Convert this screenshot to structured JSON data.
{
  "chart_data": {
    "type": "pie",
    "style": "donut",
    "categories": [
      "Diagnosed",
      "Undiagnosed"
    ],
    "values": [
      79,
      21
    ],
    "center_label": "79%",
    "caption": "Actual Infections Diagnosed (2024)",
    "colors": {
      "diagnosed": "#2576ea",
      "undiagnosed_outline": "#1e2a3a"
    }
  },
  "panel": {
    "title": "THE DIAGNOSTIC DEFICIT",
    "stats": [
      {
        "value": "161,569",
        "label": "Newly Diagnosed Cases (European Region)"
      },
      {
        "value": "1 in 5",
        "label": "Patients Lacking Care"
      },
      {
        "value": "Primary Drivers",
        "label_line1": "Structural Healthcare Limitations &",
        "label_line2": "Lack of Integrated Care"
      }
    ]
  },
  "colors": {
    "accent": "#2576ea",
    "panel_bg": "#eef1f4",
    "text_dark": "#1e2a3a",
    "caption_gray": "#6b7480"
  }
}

---

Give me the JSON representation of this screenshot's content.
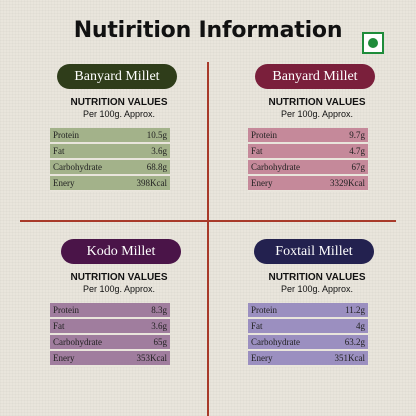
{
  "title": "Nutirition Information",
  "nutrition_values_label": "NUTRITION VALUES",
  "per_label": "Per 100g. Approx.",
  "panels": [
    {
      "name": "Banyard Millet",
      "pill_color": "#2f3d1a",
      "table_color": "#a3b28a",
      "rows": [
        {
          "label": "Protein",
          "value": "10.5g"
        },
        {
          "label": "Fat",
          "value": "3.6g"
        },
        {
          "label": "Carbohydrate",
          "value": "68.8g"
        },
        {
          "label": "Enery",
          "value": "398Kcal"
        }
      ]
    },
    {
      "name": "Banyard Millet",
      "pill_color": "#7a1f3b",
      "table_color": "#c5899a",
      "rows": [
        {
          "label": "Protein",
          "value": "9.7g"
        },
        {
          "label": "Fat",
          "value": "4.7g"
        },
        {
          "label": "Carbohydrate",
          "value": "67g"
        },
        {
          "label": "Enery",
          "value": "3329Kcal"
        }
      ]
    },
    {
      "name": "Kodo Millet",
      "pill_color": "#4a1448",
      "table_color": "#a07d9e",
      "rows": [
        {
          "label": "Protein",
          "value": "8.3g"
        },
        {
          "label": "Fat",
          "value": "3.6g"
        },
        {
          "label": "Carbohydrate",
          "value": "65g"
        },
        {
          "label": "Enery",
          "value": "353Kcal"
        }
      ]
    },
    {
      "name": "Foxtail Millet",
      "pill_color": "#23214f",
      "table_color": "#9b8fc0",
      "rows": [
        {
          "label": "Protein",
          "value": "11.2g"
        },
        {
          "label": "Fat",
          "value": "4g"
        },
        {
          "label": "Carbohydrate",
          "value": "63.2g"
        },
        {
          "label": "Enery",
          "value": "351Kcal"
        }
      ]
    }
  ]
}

...

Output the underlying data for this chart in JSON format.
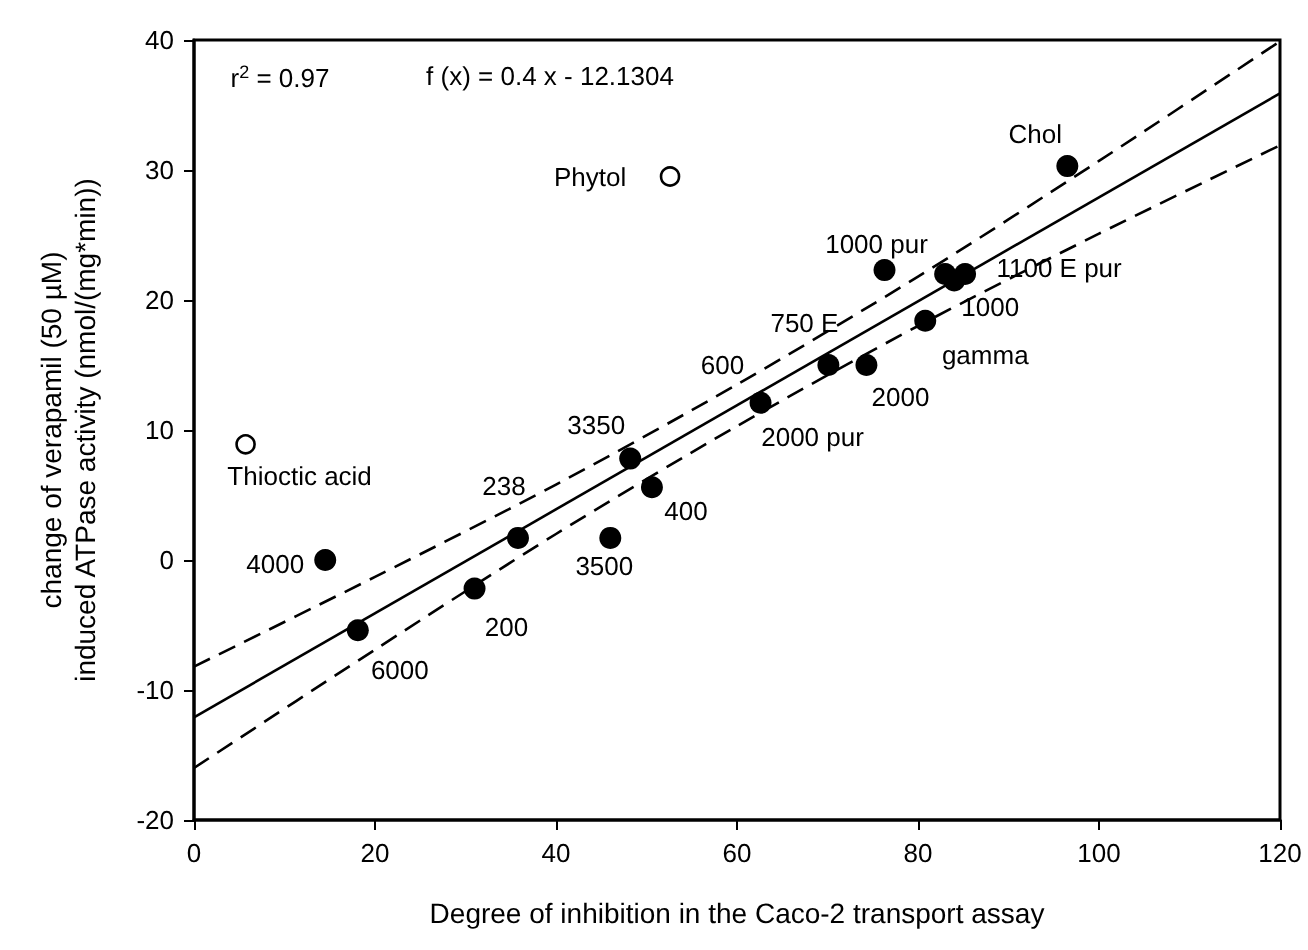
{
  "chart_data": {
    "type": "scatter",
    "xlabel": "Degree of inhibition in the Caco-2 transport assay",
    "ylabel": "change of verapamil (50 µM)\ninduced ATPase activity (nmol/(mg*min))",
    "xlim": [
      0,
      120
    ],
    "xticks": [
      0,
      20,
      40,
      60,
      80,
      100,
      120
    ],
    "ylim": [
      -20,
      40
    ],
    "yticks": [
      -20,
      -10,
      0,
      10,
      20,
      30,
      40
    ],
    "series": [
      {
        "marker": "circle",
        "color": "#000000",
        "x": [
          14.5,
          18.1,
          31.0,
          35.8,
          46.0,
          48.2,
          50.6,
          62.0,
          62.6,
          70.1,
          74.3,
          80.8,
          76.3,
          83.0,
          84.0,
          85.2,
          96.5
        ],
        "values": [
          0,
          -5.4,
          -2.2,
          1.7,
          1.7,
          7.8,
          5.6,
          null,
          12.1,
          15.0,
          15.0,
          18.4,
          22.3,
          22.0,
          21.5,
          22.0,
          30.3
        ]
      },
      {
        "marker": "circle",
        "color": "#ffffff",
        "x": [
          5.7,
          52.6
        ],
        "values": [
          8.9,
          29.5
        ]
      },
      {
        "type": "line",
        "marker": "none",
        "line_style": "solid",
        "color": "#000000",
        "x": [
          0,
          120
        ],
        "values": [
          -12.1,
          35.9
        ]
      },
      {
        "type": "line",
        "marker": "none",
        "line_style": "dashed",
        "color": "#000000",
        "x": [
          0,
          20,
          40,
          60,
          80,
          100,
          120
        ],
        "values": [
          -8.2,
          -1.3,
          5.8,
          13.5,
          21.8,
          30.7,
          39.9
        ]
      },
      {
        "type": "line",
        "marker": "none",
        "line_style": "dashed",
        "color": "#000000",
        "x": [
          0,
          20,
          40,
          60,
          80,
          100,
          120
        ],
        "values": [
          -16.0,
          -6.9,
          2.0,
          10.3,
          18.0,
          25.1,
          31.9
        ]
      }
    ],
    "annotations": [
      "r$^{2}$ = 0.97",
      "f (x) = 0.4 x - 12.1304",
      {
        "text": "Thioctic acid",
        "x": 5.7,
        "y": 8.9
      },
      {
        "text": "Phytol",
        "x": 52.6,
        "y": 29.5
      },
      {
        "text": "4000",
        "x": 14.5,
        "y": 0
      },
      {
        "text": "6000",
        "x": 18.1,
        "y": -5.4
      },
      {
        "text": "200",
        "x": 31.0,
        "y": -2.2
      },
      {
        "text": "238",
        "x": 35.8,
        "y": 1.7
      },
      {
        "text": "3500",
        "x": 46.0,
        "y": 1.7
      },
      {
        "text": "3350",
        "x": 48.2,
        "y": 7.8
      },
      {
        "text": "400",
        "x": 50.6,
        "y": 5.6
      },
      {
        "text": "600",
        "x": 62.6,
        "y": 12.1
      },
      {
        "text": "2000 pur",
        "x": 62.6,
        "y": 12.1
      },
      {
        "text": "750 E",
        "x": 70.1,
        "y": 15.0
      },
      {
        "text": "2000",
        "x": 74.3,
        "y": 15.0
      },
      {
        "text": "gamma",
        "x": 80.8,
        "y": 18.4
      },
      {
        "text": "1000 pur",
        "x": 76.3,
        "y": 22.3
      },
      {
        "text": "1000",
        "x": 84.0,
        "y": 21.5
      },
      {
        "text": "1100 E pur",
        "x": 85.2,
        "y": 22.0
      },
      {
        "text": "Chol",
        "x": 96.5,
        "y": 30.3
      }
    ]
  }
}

◆ TASK OBJECTIVE
Among the records above, which lines hold the word "this"? Copy each one.

◆ YOUR SOLUTION
Convert this screenshot to structured JSON data.
Give me the JSON representation of this screenshot's content.
Output the underlying data for this chart in JSON format.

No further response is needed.